» Task prompt: Find the lines of data that contain the string "JSON", then list them.

» Data records:
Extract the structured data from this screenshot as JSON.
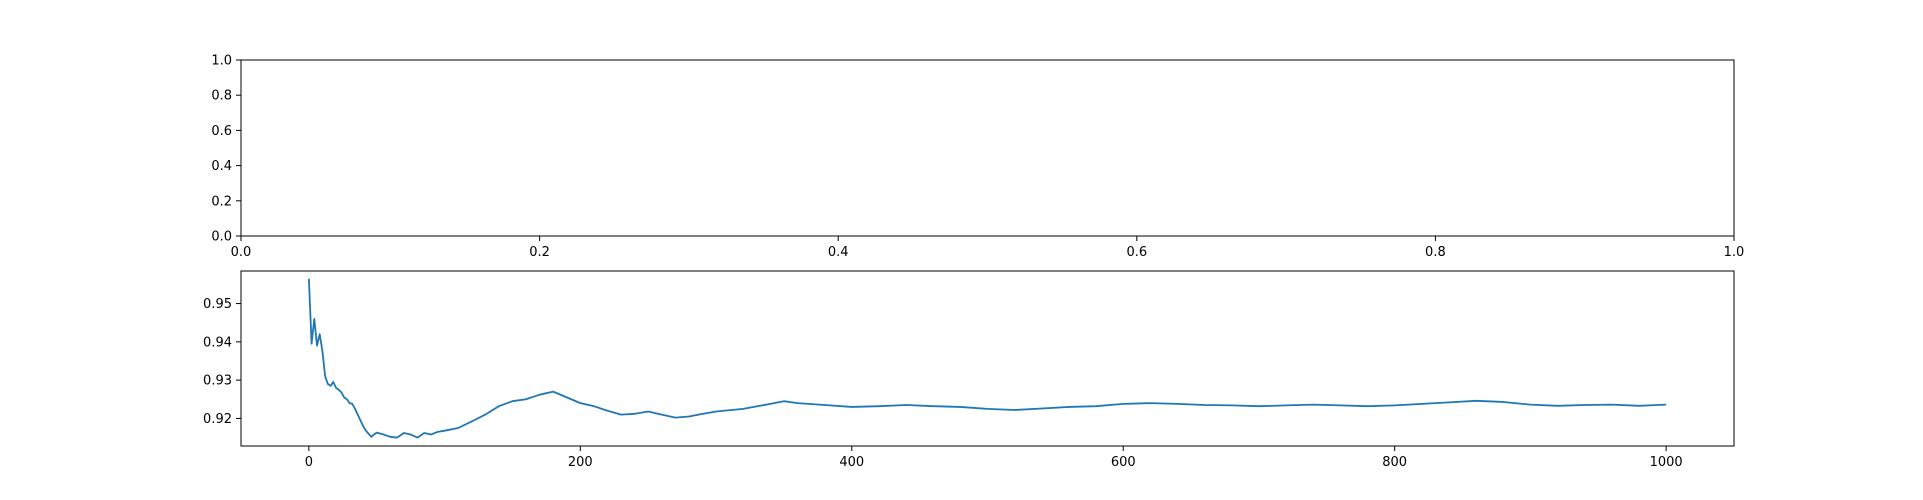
{
  "chart_data": [
    {
      "type": "line",
      "title": "",
      "xlabel": "",
      "ylabel": "",
      "xlim": [
        0,
        1
      ],
      "ylim": [
        0,
        1
      ],
      "x_ticks": [
        "0.0",
        "0.2",
        "0.4",
        "0.6",
        "0.8",
        "1.0"
      ],
      "y_ticks": [
        "0.0",
        "0.2",
        "0.4",
        "0.6",
        "0.8",
        "1.0"
      ],
      "grid": false,
      "series": []
    },
    {
      "type": "line",
      "title": "",
      "xlabel": "",
      "ylabel": "",
      "xlim": [
        -50,
        1050
      ],
      "ylim": [
        0.9128,
        0.9585
      ],
      "x_ticks": [
        "0",
        "200",
        "400",
        "600",
        "800",
        "1000"
      ],
      "y_ticks": [
        "0.92",
        "0.93",
        "0.94",
        "0.95"
      ],
      "grid": false,
      "colors": {
        "line": "#1f77b4"
      },
      "series": [
        {
          "x": [
            0,
            2,
            4,
            6,
            8,
            10,
            12,
            14,
            16,
            18,
            20,
            22,
            24,
            26,
            28,
            30,
            32,
            34,
            36,
            38,
            40,
            42,
            44,
            46,
            48,
            50,
            55,
            60,
            65,
            70,
            75,
            80,
            85,
            90,
            95,
            100,
            110,
            120,
            130,
            140,
            150,
            160,
            170,
            180,
            190,
            200,
            210,
            220,
            230,
            240,
            250,
            260,
            270,
            280,
            290,
            300,
            320,
            340,
            350,
            360,
            380,
            400,
            420,
            440,
            460,
            480,
            500,
            520,
            540,
            560,
            580,
            600,
            620,
            640,
            660,
            680,
            700,
            720,
            740,
            760,
            780,
            800,
            820,
            840,
            860,
            880,
            900,
            920,
            940,
            960,
            980,
            1000
          ],
          "y": [
            0.9565,
            0.9395,
            0.946,
            0.939,
            0.942,
            0.9375,
            0.931,
            0.929,
            0.9285,
            0.9295,
            0.928,
            0.9275,
            0.9268,
            0.9255,
            0.925,
            0.924,
            0.9238,
            0.9225,
            0.921,
            0.9195,
            0.918,
            0.9168,
            0.916,
            0.9152,
            0.9158,
            0.9163,
            0.9158,
            0.9152,
            0.915,
            0.9162,
            0.9158,
            0.915,
            0.9162,
            0.9158,
            0.9165,
            0.9168,
            0.9175,
            0.9192,
            0.921,
            0.9232,
            0.9245,
            0.925,
            0.9262,
            0.927,
            0.9255,
            0.924,
            0.9232,
            0.922,
            0.921,
            0.9212,
            0.9218,
            0.921,
            0.9202,
            0.9205,
            0.9212,
            0.9218,
            0.9225,
            0.9238,
            0.9245,
            0.924,
            0.9235,
            0.923,
            0.9232,
            0.9235,
            0.9232,
            0.923,
            0.9225,
            0.9222,
            0.9226,
            0.923,
            0.9232,
            0.9238,
            0.924,
            0.9238,
            0.9235,
            0.9234,
            0.9232,
            0.9234,
            0.9236,
            0.9234,
            0.9232,
            0.9234,
            0.9238,
            0.9242,
            0.9246,
            0.9243,
            0.9236,
            0.9233,
            0.9235,
            0.9236,
            0.9233,
            0.9236
          ]
        }
      ]
    }
  ]
}
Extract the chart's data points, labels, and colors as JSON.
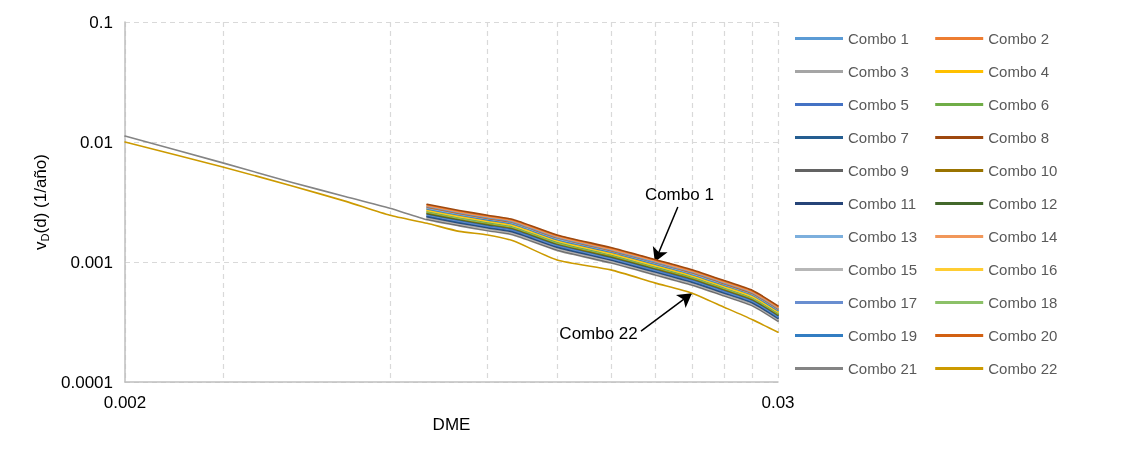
{
  "chart_data": {
    "type": "line",
    "xlabel": "DME",
    "ylabel": "v$_{D}$(d) (1/año)",
    "log": "xy",
    "grid": true,
    "legend": "right",
    "marker": "none",
    "line_style": "solid",
    "xlim": [
      0.002,
      0.03
    ],
    "xticks": [
      0.002,
      {
        "value": 0.003,
        "label": null
      },
      {
        "value": 0.006,
        "label": null
      },
      {
        "value": 0.009,
        "label": null
      },
      {
        "value": 0.012,
        "label": null
      },
      {
        "value": 0.015,
        "label": null
      },
      {
        "value": 0.018,
        "label": null
      },
      {
        "value": 0.021,
        "label": null
      },
      {
        "value": 0.024,
        "label": null
      },
      {
        "value": 0.027,
        "label": null
      },
      0.03
    ],
    "ylim": [
      0.0001,
      0.1
    ],
    "yticks": [
      0.0001,
      0.001,
      0.01,
      0.1
    ],
    "x": [
      0.002,
      0.003,
      0.004,
      0.005,
      0.006,
      0.007,
      0.008,
      0.009,
      0.01,
      0.012,
      0.015,
      0.018,
      0.021,
      0.024,
      0.027,
      0.03
    ],
    "annotations": [
      {
        "text": "Combo 1",
        "x": 0.018,
        "y": 0.001
      },
      {
        "text": "Combo 22",
        "x": 0.021,
        "y": 0.00055
      }
    ],
    "series": [
      {
        "name": "Combo 1",
        "color": "#5b9bd5",
        "values": [
          null,
          null,
          null,
          null,
          null,
          0.0029,
          0.00258,
          0.00234,
          0.00216,
          0.00161,
          0.00126,
          0.001,
          0.000824,
          0.00067,
          0.000554,
          0.000412
        ]
      },
      {
        "name": "Combo 2",
        "color": "#ed7d31",
        "values": [
          null,
          null,
          null,
          null,
          null,
          0.00299,
          0.00265,
          0.00242,
          0.00223,
          0.00166,
          0.0013,
          0.00104,
          0.000849,
          0.00069,
          0.000571,
          0.000425
        ]
      },
      {
        "name": "Combo 3",
        "color": "#a5a5a5",
        "values": [
          null,
          null,
          null,
          null,
          null,
          0.00235,
          0.00209,
          0.0019,
          0.00176,
          0.00131,
          0.00103,
          0.000816,
          0.000669,
          0.000544,
          0.00045,
          0.000335
        ]
      },
      {
        "name": "Combo 4",
        "color": "#ffc000",
        "values": [
          null,
          null,
          null,
          null,
          null,
          0.00273,
          0.00243,
          0.00221,
          0.00204,
          0.00152,
          0.00119,
          0.000947,
          0.000777,
          0.000631,
          0.000522,
          0.000388
        ]
      },
      {
        "name": "Combo 5",
        "color": "#4472c4",
        "values": [
          null,
          null,
          null,
          null,
          null,
          0.0025,
          0.00222,
          0.00202,
          0.00186,
          0.00139,
          0.00109,
          0.000866,
          0.00071,
          0.000577,
          0.000477,
          0.000355
        ]
      },
      {
        "name": "Combo 6",
        "color": "#70ad47",
        "values": [
          null,
          null,
          null,
          null,
          null,
          0.00265,
          0.00236,
          0.00214,
          0.00198,
          0.00147,
          0.00115,
          0.000919,
          0.000754,
          0.000613,
          0.000507,
          0.000377
        ]
      },
      {
        "name": "Combo 7",
        "color": "#255e91",
        "values": [
          null,
          null,
          null,
          null,
          null,
          0.00242,
          0.00215,
          0.00196,
          0.00181,
          0.00135,
          0.00106,
          0.00084,
          0.000689,
          0.00056,
          0.000463,
          0.000345
        ]
      },
      {
        "name": "Combo 8",
        "color": "#9e480e",
        "values": [
          null,
          null,
          null,
          null,
          null,
          0.00303,
          0.00269,
          0.00245,
          0.00226,
          0.00168,
          0.00132,
          0.00105,
          0.000862,
          0.0007,
          0.000579,
          0.000431
        ]
      },
      {
        "name": "Combo 9",
        "color": "#636363",
        "values": [
          null,
          null,
          null,
          null,
          null,
          0.00228,
          0.00203,
          0.00185,
          0.00171,
          0.00127,
          0.000995,
          0.000792,
          0.00065,
          0.000528,
          0.000436,
          0.000325
        ]
      },
      {
        "name": "Combo 10",
        "color": "#997300",
        "values": [
          null,
          null,
          null,
          null,
          null,
          0.00257,
          0.00229,
          0.00208,
          0.00192,
          0.00143,
          0.00112,
          0.000892,
          0.000732,
          0.000594,
          0.000491,
          0.000366
        ]
      },
      {
        "name": "Combo 11",
        "color": "#264478",
        "values": [
          null,
          null,
          null,
          null,
          null,
          0.00239,
          0.00212,
          0.00193,
          0.00178,
          0.00133,
          0.00104,
          0.000828,
          0.000679,
          0.000552,
          0.000456,
          0.00034
        ]
      },
      {
        "name": "Combo 12",
        "color": "#43682b",
        "values": [
          null,
          null,
          null,
          null,
          null,
          0.00253,
          0.00225,
          0.00205,
          0.00189,
          0.00141,
          0.0011,
          0.000878,
          0.000721,
          0.000586,
          0.000484,
          0.00036
        ]
      },
      {
        "name": "Combo 13",
        "color": "#7cafdd",
        "values": [
          null,
          null,
          null,
          null,
          null,
          0.00281,
          0.0025,
          0.00228,
          0.0021,
          0.00156,
          0.00123,
          0.000975,
          0.0008,
          0.00065,
          0.000538,
          0.0004
        ]
      },
      {
        "name": "Combo 14",
        "color": "#f1975a",
        "values": [
          null,
          null,
          null,
          null,
          null,
          0.00294,
          0.00261,
          0.00238,
          0.0022,
          0.00163,
          0.00128,
          0.00102,
          0.000836,
          0.00068,
          0.000562,
          0.000418
        ]
      },
      {
        "name": "Combo 15",
        "color": "#b7b7b7",
        "values": [
          null,
          null,
          null,
          null,
          null,
          0.00232,
          0.00206,
          0.00187,
          0.00173,
          0.00129,
          0.00101,
          0.000803,
          0.000659,
          0.000536,
          0.000443,
          0.00033
        ]
      },
      {
        "name": "Combo 16",
        "color": "#ffcd33",
        "values": [
          null,
          null,
          null,
          null,
          null,
          0.00269,
          0.00239,
          0.00218,
          0.00201,
          0.0015,
          0.00117,
          0.000933,
          0.000765,
          0.000622,
          0.000514,
          0.000383
        ]
      },
      {
        "name": "Combo 17",
        "color": "#698ed0",
        "values": [
          null,
          null,
          null,
          null,
          null,
          0.00246,
          0.00219,
          0.00199,
          0.00184,
          0.00137,
          0.00107,
          0.000853,
          0.0007,
          0.000568,
          0.00047,
          0.00035
        ]
      },
      {
        "name": "Combo 18",
        "color": "#8cc168",
        "values": [
          null,
          null,
          null,
          null,
          null,
          0.00261,
          0.00232,
          0.00211,
          0.00195,
          0.00145,
          0.00114,
          0.000906,
          0.000743,
          0.000604,
          0.000499,
          0.000372
        ]
      },
      {
        "name": "Combo 19",
        "color": "#327dc2",
        "values": [
          null,
          null,
          null,
          null,
          null,
          0.00277,
          0.00246,
          0.00224,
          0.00207,
          0.00154,
          0.00121,
          0.000961,
          0.000788,
          0.000641,
          0.00053,
          0.000394
        ]
      },
      {
        "name": "Combo 20",
        "color": "#d26012",
        "values": [
          null,
          null,
          null,
          null,
          null,
          0.00286,
          0.00254,
          0.00231,
          0.00213,
          0.00159,
          0.00124,
          0.00099,
          0.000812,
          0.00066,
          0.000546,
          0.000406
        ]
      },
      {
        "name": "Combo 21",
        "color": "#848484",
        "values": [
          0.0112,
          0.0067,
          0.0046,
          0.0035,
          0.0028,
          0.00225,
          0.002,
          0.00182,
          0.00168,
          0.00125,
          0.00098,
          0.00078,
          0.00064,
          0.00052,
          0.00043,
          0.00032
        ]
      },
      {
        "name": "Combo 22",
        "color": "#cc9a00",
        "values": [
          0.01,
          0.0062,
          0.0043,
          0.0032,
          0.00245,
          0.0021,
          0.0018,
          0.00168,
          0.0015,
          0.00104,
          0.00086,
          0.00067,
          0.00055,
          0.00042,
          0.00033,
          0.00026
        ]
      }
    ]
  }
}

» Response to the task:
Extract the structured data from this screenshot as JSON.
Extract the chart's data points, labels, and colors as JSON.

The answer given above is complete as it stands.